# Start of EXTRACTED TEXT
Janet Marchant is mightily annoyed about Charlie. That is the name Southend airport gives to the taxiway that runs past the bottom of her well-kept garden in Wells Avenue, SS2 6XL.

“I’ve lived with the airport for many, many years,” she told me on a blustery afternoon in southeast Essex. “But there’s never been a taxiway at the bottom of my garden with aircraft sitting there for up to 20 minutes at a time.”

Well, I checked out Charlie. It seems that the taxiway has been there more or less since the dawn of time, or at least 1947 – when Southend airport officially opened (though it had been a military airfield since 1914).

Since then, whenever the wind blows from the north or east, it has been used by planes heading for the southwest end of the runway to take off.

What is different about 2019 compared with, say, 1953, when Janet’s grandfather moved to Wells Avenue, is the scale of the operation at Southend.

When Freddie Laker was cutting his aviation teeth at the Essex airport, he launched a “roll-on, fly off” air ferry for cars.

“We cut the nose off the Douglas DC-4 and put it up above the fuselage like a 747, and we could carry five cars and 22 passengers,” the aviation entrepreneur told me.

But flying with a car to France or Belgium was a very expensive, very niche product that did little to trouble the Wells Avenue residents’ quiet enjoyment of their gardens.

Other operations that came and went include a shuttle service to Rochester in Kent, 20 miles across the Thames Estuary, and a bus-air-bus link between London and Brussels; the flight component a hop of under 100 miles from Southend to Ostend.
# End of EXTRACTED TEXT
# Start of GIVEN INFORMATION
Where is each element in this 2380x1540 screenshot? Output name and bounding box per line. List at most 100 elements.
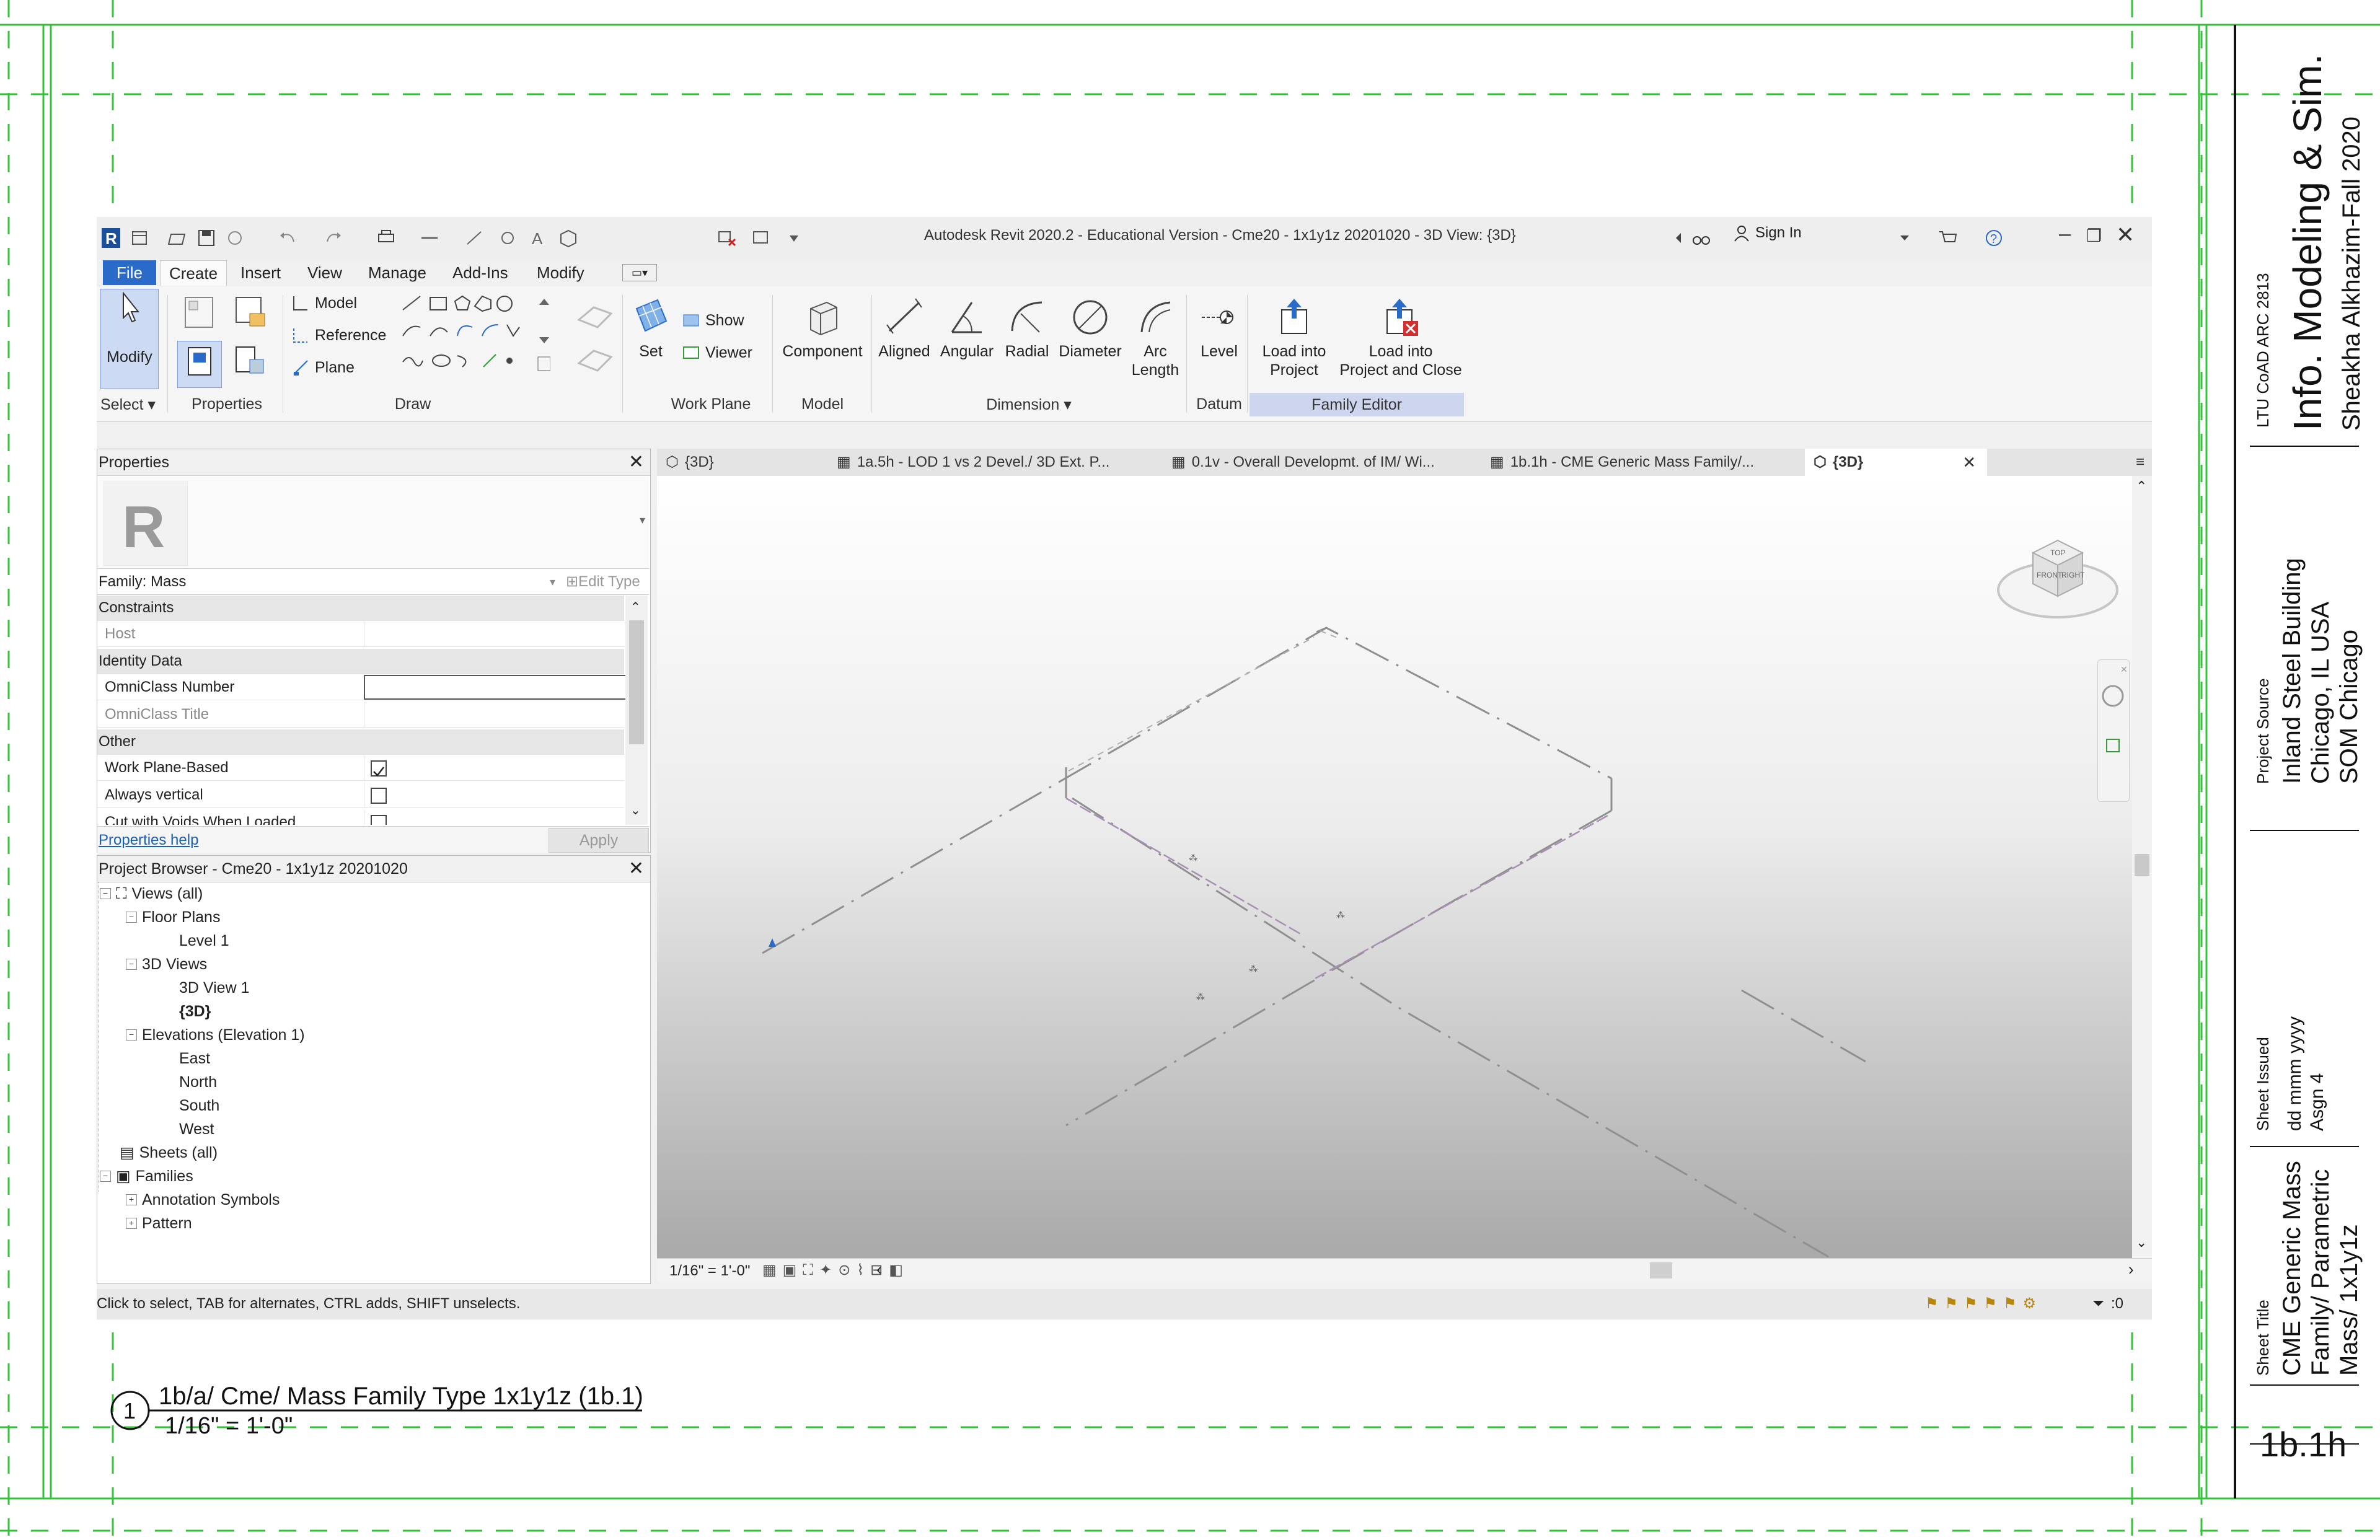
# End of GIVEN INFORMATION
Copy the part of the Southend airport text between "Well, I checked" and "to take off.", inclusive, word for word.

SOLUTION BELOW>
Well, I checked out Charlie. It seems that the taxiway has been there more or less since the dawn of time, or at least 1947 – when Southend airport officially opened (though it had been a military airfield since 1914).

Since then, whenever the wind blows from the north or east, it has been used by planes heading for the southwest end of the runway to take off.